### SHORT EXERCISE
Pictures stay out; everything else in the records below is copied exactly.

(Records from a data collection)
-- START --

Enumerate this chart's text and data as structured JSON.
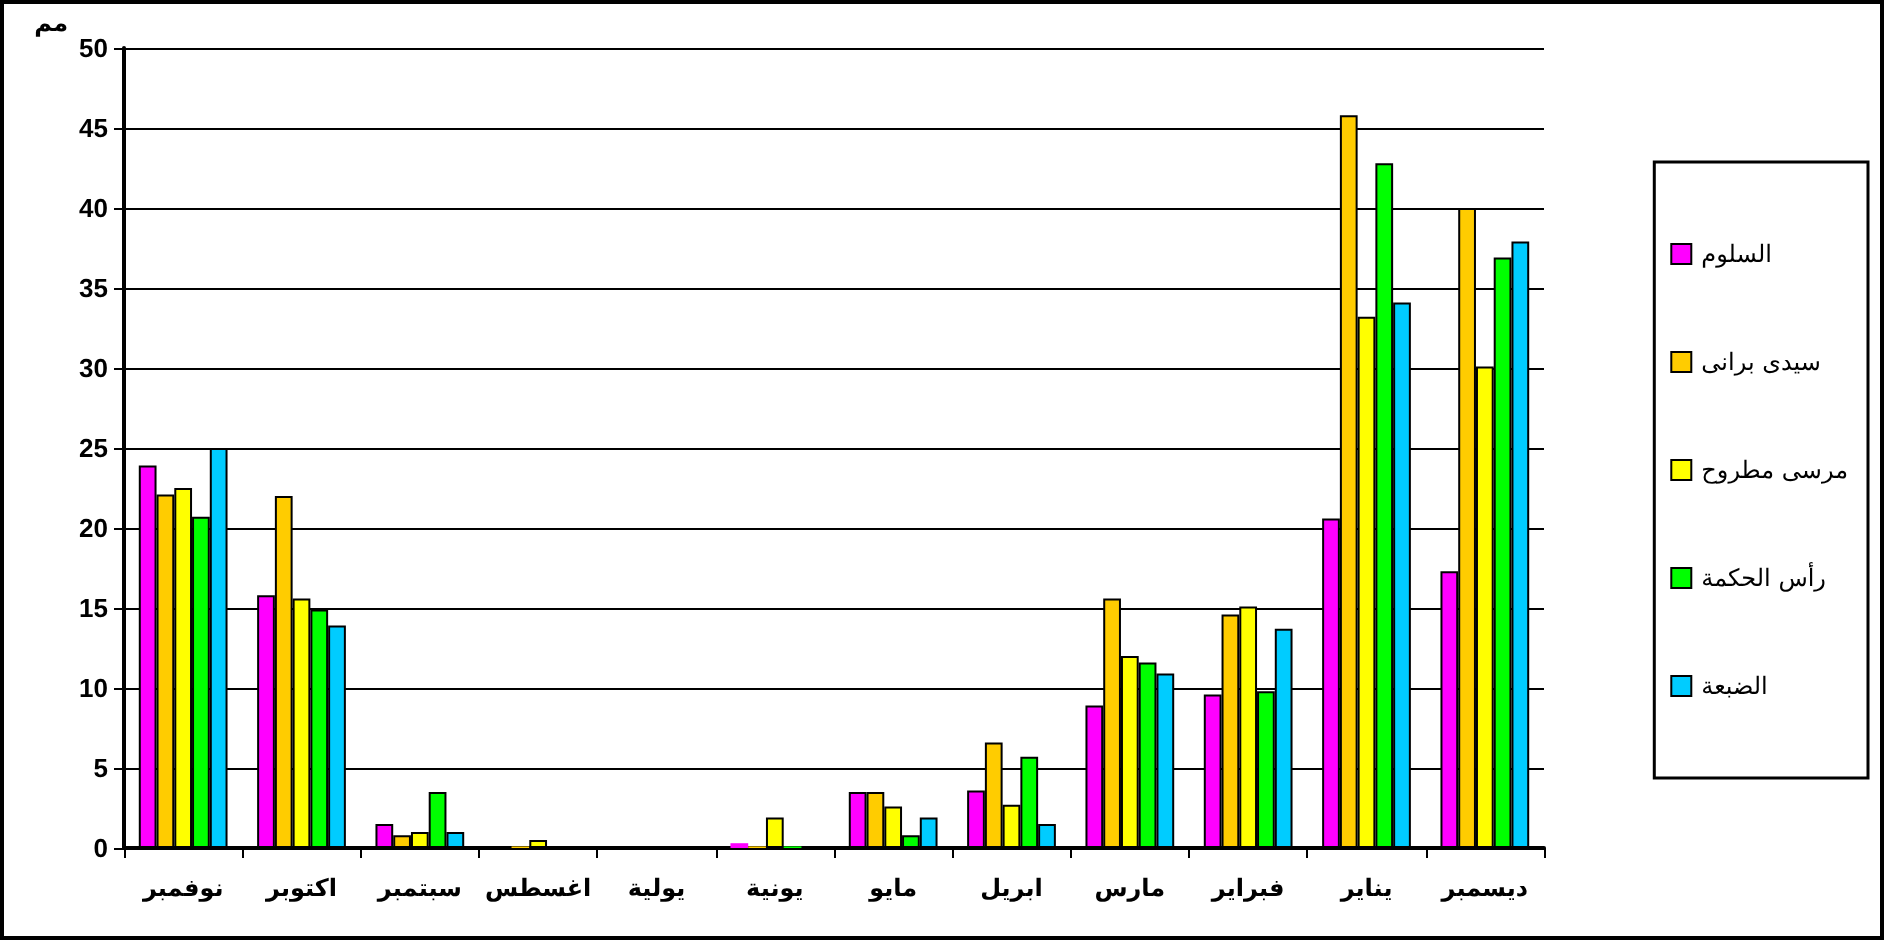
{
  "chart_data": {
    "type": "bar",
    "ylabel": "مم",
    "categories": [
      "نوفمبر",
      "اكتوبر",
      "سبتمبر",
      "اغسطس",
      "يولية",
      "يونية",
      "مايو",
      "ابريل",
      "مارس",
      "فبراير",
      "يناير",
      "ديسمبر"
    ],
    "series": [
      {
        "name": "السلوم",
        "color": "#ff00ff",
        "values": [
          23.9,
          15.8,
          1.5,
          0,
          0,
          0.3,
          3.5,
          3.6,
          8.9,
          9.6,
          20.6,
          17.3
        ]
      },
      {
        "name": "سيدى برانى",
        "color": "#ffcc00",
        "values": [
          22.1,
          22.0,
          0.8,
          0.1,
          0,
          0.1,
          3.5,
          6.6,
          15.6,
          14.6,
          45.8,
          40.0
        ]
      },
      {
        "name": "مرسى مطروح",
        "color": "#ffff00",
        "values": [
          22.5,
          15.6,
          1.0,
          0.5,
          0,
          1.9,
          2.6,
          2.7,
          12.0,
          15.1,
          33.2,
          30.1
        ]
      },
      {
        "name": "رأس الحكمة",
        "color": "#00ff00",
        "values": [
          20.7,
          14.9,
          3.5,
          0,
          0,
          0.1,
          0.8,
          5.7,
          11.6,
          9.8,
          42.8,
          36.9
        ]
      },
      {
        "name": "الضبعة",
        "color": "#00ccff",
        "values": [
          25.0,
          13.9,
          1.0,
          0,
          0,
          0,
          1.9,
          1.5,
          10.9,
          13.7,
          34.1,
          37.9
        ]
      }
    ],
    "ylim": [
      0,
      50
    ],
    "yticks": [
      0,
      5,
      10,
      15,
      20,
      25,
      30,
      35,
      40,
      45,
      50
    ],
    "grid": "y",
    "legend": "right"
  }
}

-- END --

### RESPONSE
Enumerate this chart's text and data as structured JSON.
{
  "chart_data": {
    "type": "bar",
    "ylabel": "مم",
    "categories": [
      "نوفمبر",
      "اكتوبر",
      "سبتمبر",
      "اغسطس",
      "يولية",
      "يونية",
      "مايو",
      "ابريل",
      "مارس",
      "فبراير",
      "يناير",
      "ديسمبر"
    ],
    "series": [
      {
        "name": "السلوم",
        "color": "#ff00ff",
        "values": [
          23.9,
          15.8,
          1.5,
          0,
          0,
          0.3,
          3.5,
          3.6,
          8.9,
          9.6,
          20.6,
          17.3
        ]
      },
      {
        "name": "سيدى برانى",
        "color": "#ffcc00",
        "values": [
          22.1,
          22.0,
          0.8,
          0.1,
          0,
          0.1,
          3.5,
          6.6,
          15.6,
          14.6,
          45.8,
          40.0
        ]
      },
      {
        "name": "مرسى مطروح",
        "color": "#ffff00",
        "values": [
          22.5,
          15.6,
          1.0,
          0.5,
          0,
          1.9,
          2.6,
          2.7,
          12.0,
          15.1,
          33.2,
          30.1
        ]
      },
      {
        "name": "رأس الحكمة",
        "color": "#00ff00",
        "values": [
          20.7,
          14.9,
          3.5,
          0,
          0,
          0.1,
          0.8,
          5.7,
          11.6,
          9.8,
          42.8,
          36.9
        ]
      },
      {
        "name": "الضبعة",
        "color": "#00ccff",
        "values": [
          25.0,
          13.9,
          1.0,
          0,
          0,
          0,
          1.9,
          1.5,
          10.9,
          13.7,
          34.1,
          37.9
        ]
      }
    ],
    "ylim": [
      0,
      50
    ],
    "yticks": [
      0,
      5,
      10,
      15,
      20,
      25,
      30,
      35,
      40,
      45,
      50
    ],
    "grid": "y",
    "legend": "right"
  }
}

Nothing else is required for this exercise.